**WRITTEN INSTRUCTION:** Begin at the line that contains "Give me the" and reproduce it along with every line after it to the end of the listing; skip any pictures.

**DATA SUPPLIED:**
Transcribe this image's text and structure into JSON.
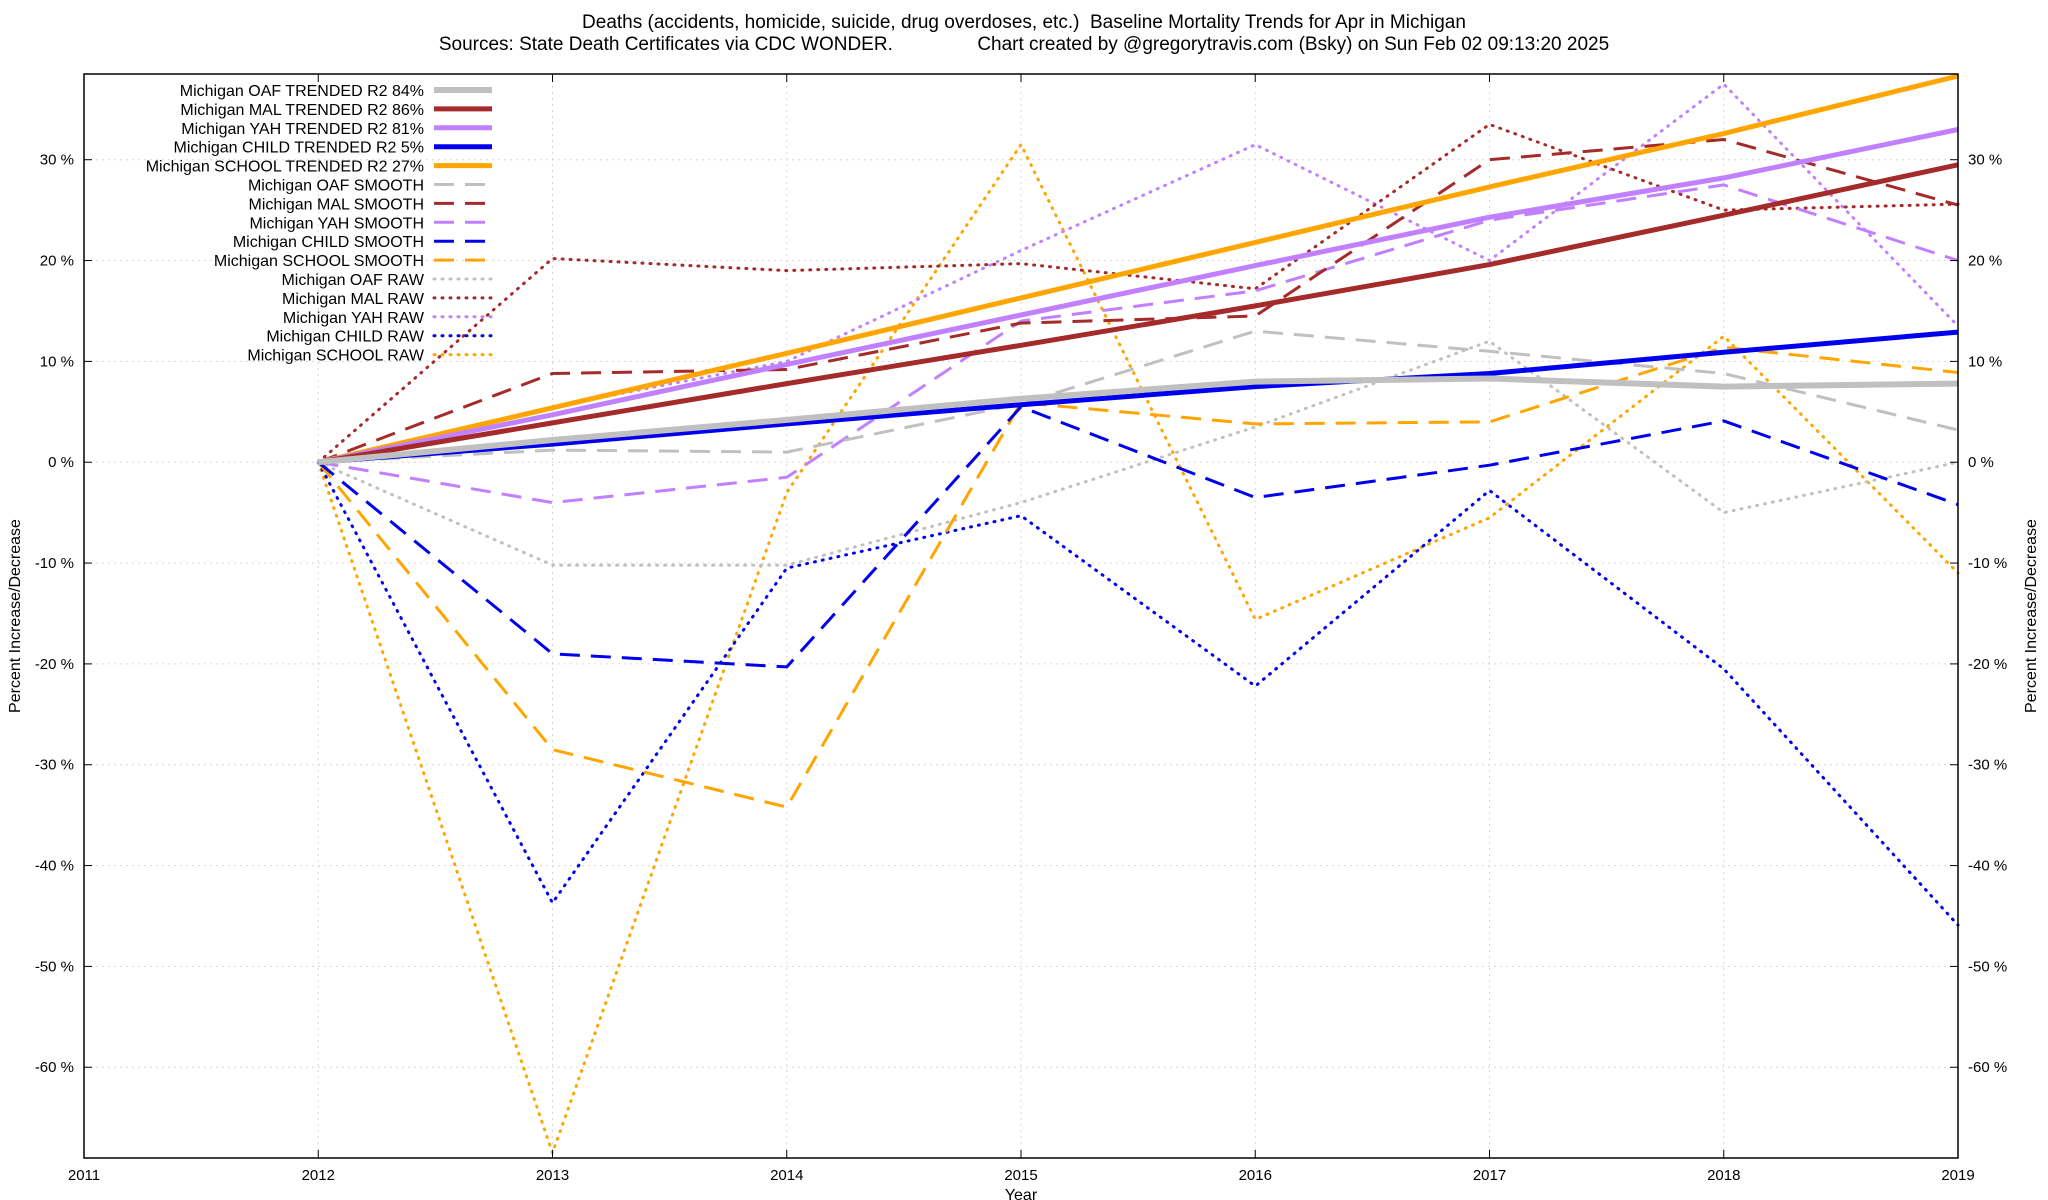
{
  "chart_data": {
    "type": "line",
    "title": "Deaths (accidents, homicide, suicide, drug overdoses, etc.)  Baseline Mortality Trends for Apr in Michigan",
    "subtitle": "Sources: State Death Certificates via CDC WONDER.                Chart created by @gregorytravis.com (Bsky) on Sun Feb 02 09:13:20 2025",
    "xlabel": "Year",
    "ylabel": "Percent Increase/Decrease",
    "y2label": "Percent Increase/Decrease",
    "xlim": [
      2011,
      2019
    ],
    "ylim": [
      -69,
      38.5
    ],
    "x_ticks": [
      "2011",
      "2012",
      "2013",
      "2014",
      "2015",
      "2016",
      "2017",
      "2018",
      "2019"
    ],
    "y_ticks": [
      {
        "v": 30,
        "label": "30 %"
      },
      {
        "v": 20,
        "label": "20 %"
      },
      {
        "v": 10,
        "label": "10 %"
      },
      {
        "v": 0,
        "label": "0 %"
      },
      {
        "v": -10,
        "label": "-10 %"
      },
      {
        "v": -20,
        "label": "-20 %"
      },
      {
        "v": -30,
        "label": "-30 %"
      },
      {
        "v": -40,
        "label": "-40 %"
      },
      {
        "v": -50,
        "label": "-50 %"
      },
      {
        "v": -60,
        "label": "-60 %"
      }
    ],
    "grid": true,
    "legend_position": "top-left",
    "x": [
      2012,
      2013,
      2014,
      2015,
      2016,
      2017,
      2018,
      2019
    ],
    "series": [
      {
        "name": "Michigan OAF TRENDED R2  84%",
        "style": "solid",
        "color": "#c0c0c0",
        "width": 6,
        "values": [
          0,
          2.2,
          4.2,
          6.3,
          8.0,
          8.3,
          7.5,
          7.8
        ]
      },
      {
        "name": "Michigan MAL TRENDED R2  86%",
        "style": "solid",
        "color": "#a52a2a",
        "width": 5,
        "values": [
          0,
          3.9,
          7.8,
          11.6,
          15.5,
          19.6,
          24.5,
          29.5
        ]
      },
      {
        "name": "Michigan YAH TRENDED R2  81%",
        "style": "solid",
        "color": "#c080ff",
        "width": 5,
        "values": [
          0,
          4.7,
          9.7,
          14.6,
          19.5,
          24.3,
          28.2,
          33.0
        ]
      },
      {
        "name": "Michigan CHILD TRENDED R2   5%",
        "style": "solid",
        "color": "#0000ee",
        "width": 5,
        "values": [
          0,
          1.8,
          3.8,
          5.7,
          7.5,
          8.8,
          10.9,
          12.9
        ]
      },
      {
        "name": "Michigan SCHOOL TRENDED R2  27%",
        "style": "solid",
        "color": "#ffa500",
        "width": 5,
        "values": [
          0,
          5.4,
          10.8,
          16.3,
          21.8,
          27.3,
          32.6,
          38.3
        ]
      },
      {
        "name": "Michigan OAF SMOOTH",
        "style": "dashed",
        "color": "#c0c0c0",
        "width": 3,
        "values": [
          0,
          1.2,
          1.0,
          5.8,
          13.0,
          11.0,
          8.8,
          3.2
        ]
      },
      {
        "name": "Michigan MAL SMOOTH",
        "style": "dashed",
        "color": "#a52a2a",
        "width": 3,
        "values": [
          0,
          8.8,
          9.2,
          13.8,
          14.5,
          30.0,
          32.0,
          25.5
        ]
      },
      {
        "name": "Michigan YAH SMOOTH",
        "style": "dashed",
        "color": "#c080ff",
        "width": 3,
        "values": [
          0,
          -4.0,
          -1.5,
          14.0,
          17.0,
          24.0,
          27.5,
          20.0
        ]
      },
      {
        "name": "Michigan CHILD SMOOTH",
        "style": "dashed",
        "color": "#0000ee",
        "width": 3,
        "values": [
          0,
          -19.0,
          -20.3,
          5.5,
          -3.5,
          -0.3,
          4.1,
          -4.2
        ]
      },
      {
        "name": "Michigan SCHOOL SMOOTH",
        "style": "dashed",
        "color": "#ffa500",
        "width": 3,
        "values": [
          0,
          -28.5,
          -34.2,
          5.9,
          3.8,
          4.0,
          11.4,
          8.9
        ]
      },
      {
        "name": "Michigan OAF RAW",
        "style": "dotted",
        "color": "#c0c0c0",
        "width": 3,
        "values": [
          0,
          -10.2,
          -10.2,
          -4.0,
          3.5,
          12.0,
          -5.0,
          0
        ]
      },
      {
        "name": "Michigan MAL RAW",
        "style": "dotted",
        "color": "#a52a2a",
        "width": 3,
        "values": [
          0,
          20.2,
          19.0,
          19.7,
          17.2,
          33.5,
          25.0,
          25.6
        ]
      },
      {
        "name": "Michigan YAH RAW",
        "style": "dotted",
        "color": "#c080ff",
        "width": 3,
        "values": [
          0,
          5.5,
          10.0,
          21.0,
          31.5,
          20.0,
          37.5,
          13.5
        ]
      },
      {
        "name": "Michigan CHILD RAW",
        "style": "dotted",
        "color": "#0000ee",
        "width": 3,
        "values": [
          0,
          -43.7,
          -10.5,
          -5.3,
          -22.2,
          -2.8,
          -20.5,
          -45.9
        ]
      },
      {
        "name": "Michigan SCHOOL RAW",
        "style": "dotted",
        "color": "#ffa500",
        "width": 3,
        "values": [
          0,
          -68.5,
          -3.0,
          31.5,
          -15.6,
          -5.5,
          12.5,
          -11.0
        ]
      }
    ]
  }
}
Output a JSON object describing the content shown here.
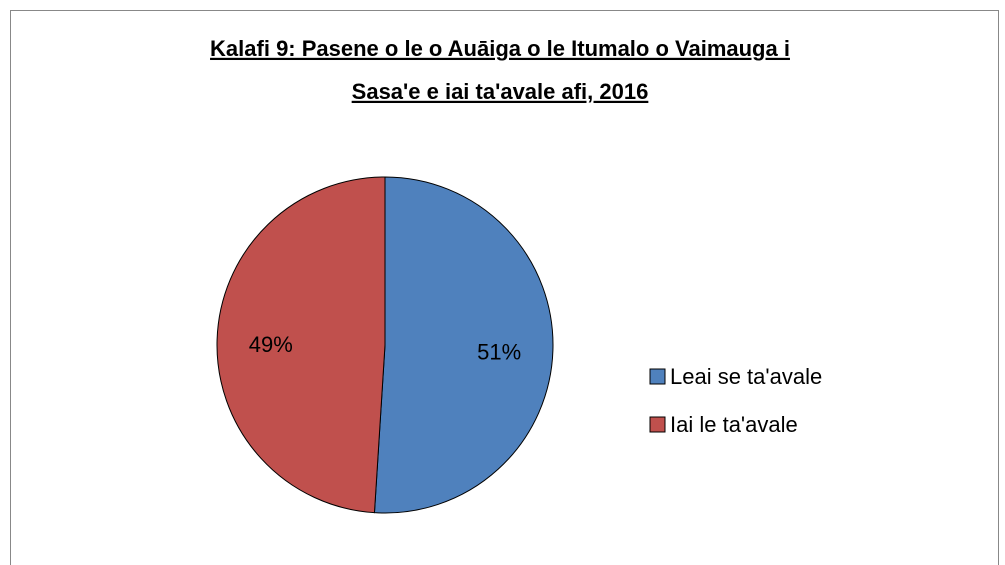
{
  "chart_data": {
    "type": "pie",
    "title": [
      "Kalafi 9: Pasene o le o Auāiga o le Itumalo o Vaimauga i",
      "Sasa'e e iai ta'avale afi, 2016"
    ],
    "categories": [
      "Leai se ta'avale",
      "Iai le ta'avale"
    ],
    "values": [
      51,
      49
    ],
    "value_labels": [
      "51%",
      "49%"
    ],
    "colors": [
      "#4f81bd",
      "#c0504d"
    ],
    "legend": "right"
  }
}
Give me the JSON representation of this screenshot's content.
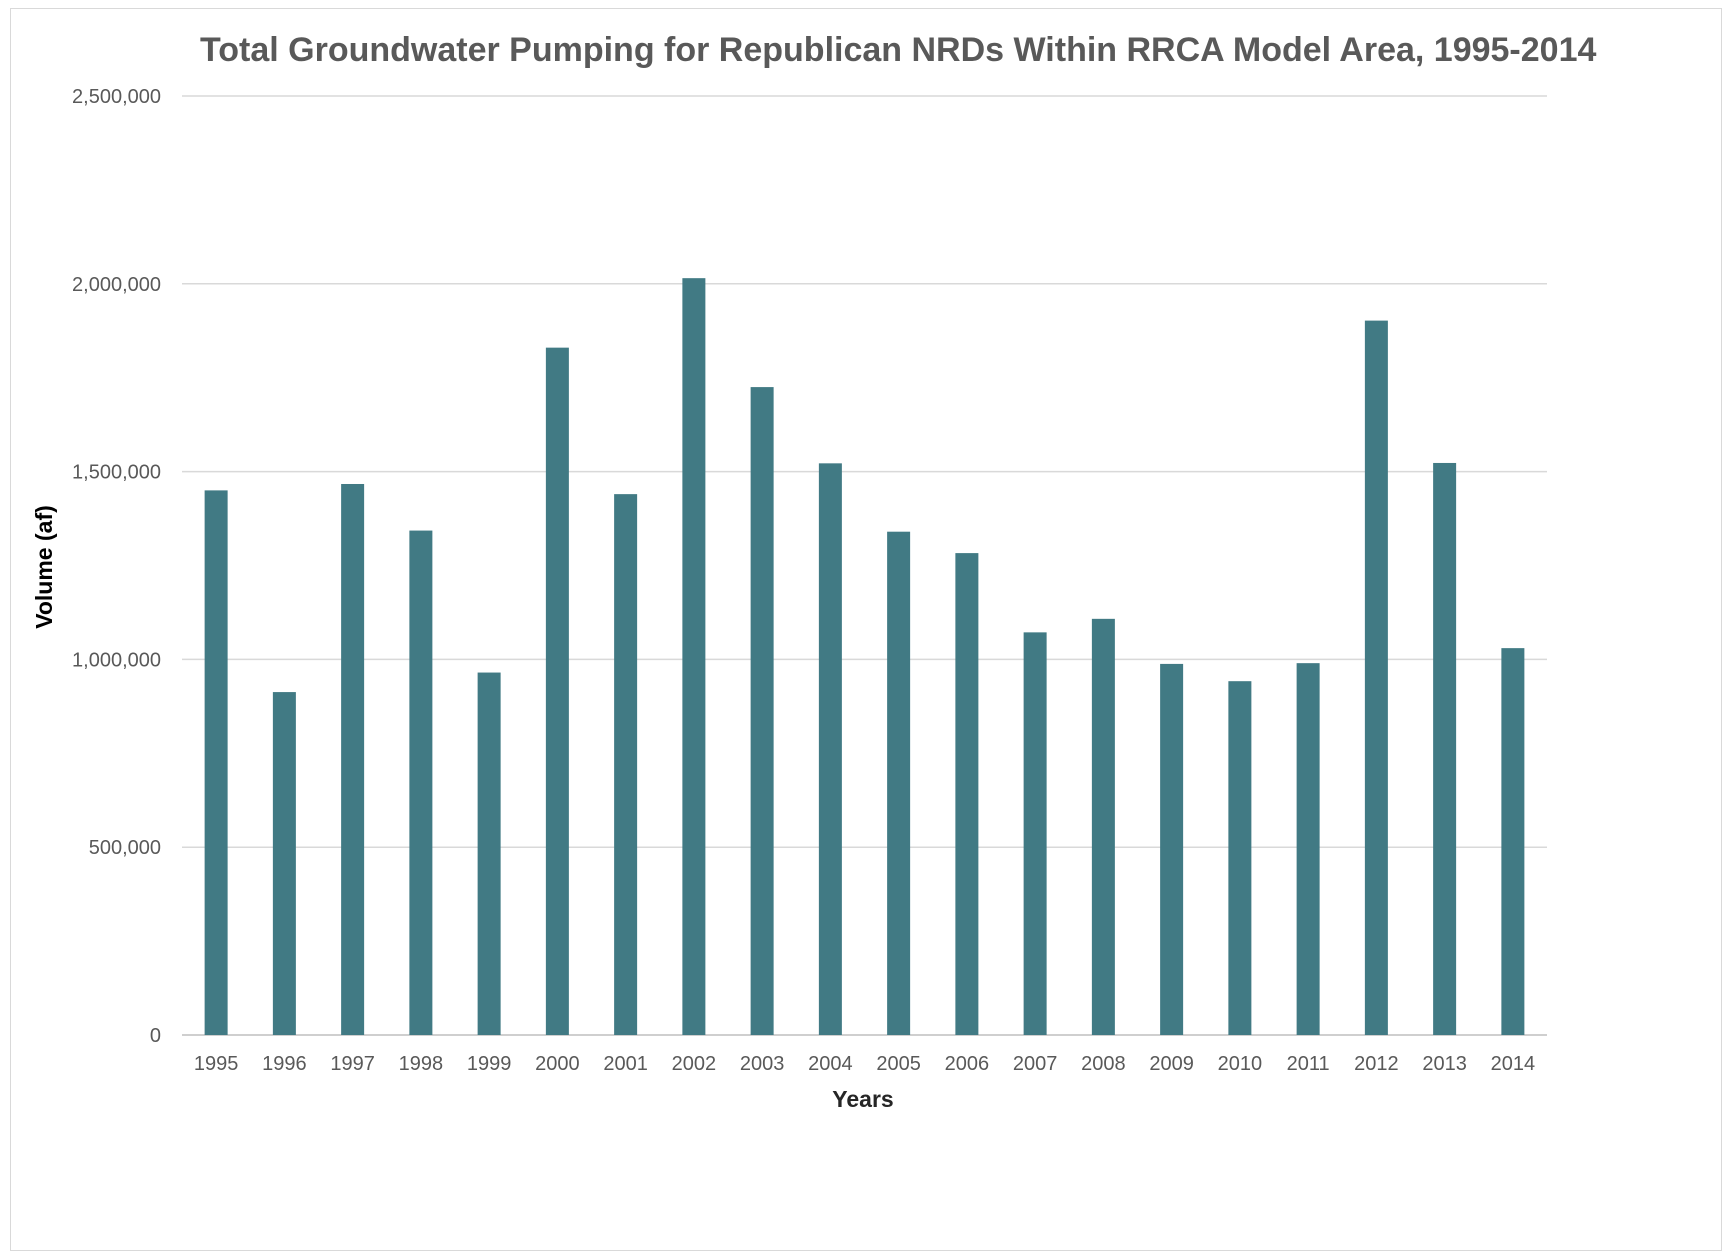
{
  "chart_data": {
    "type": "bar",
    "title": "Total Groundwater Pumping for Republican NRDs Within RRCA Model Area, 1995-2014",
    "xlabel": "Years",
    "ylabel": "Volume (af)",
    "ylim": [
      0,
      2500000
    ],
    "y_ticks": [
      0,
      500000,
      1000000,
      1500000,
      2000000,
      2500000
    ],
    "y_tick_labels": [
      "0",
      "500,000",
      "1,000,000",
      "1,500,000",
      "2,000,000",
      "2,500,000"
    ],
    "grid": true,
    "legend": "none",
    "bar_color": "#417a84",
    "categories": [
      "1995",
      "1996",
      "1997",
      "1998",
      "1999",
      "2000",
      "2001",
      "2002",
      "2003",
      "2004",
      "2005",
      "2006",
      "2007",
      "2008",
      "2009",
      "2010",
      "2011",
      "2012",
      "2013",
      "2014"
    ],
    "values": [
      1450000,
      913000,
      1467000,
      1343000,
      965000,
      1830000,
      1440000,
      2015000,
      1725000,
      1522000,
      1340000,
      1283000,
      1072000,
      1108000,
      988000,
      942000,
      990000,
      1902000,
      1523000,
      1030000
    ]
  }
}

**PROBLEM SOLUTION:**
Give me the JSON representation of this screenshot's content.
{
  "chart_data": {
    "type": "bar",
    "title": "Total Groundwater Pumping for Republican NRDs Within RRCA Model Area, 1995-2014",
    "xlabel": "Years",
    "ylabel": "Volume (af)",
    "ylim": [
      0,
      2500000
    ],
    "y_ticks": [
      0,
      500000,
      1000000,
      1500000,
      2000000,
      2500000
    ],
    "y_tick_labels": [
      "0",
      "500,000",
      "1,000,000",
      "1,500,000",
      "2,000,000",
      "2,500,000"
    ],
    "grid": true,
    "legend": "none",
    "bar_color": "#417a84",
    "categories": [
      "1995",
      "1996",
      "1997",
      "1998",
      "1999",
      "2000",
      "2001",
      "2002",
      "2003",
      "2004",
      "2005",
      "2006",
      "2007",
      "2008",
      "2009",
      "2010",
      "2011",
      "2012",
      "2013",
      "2014"
    ],
    "values": [
      1450000,
      913000,
      1467000,
      1343000,
      965000,
      1830000,
      1440000,
      2015000,
      1725000,
      1522000,
      1340000,
      1283000,
      1072000,
      1108000,
      988000,
      942000,
      990000,
      1902000,
      1523000,
      1030000
    ]
  }
}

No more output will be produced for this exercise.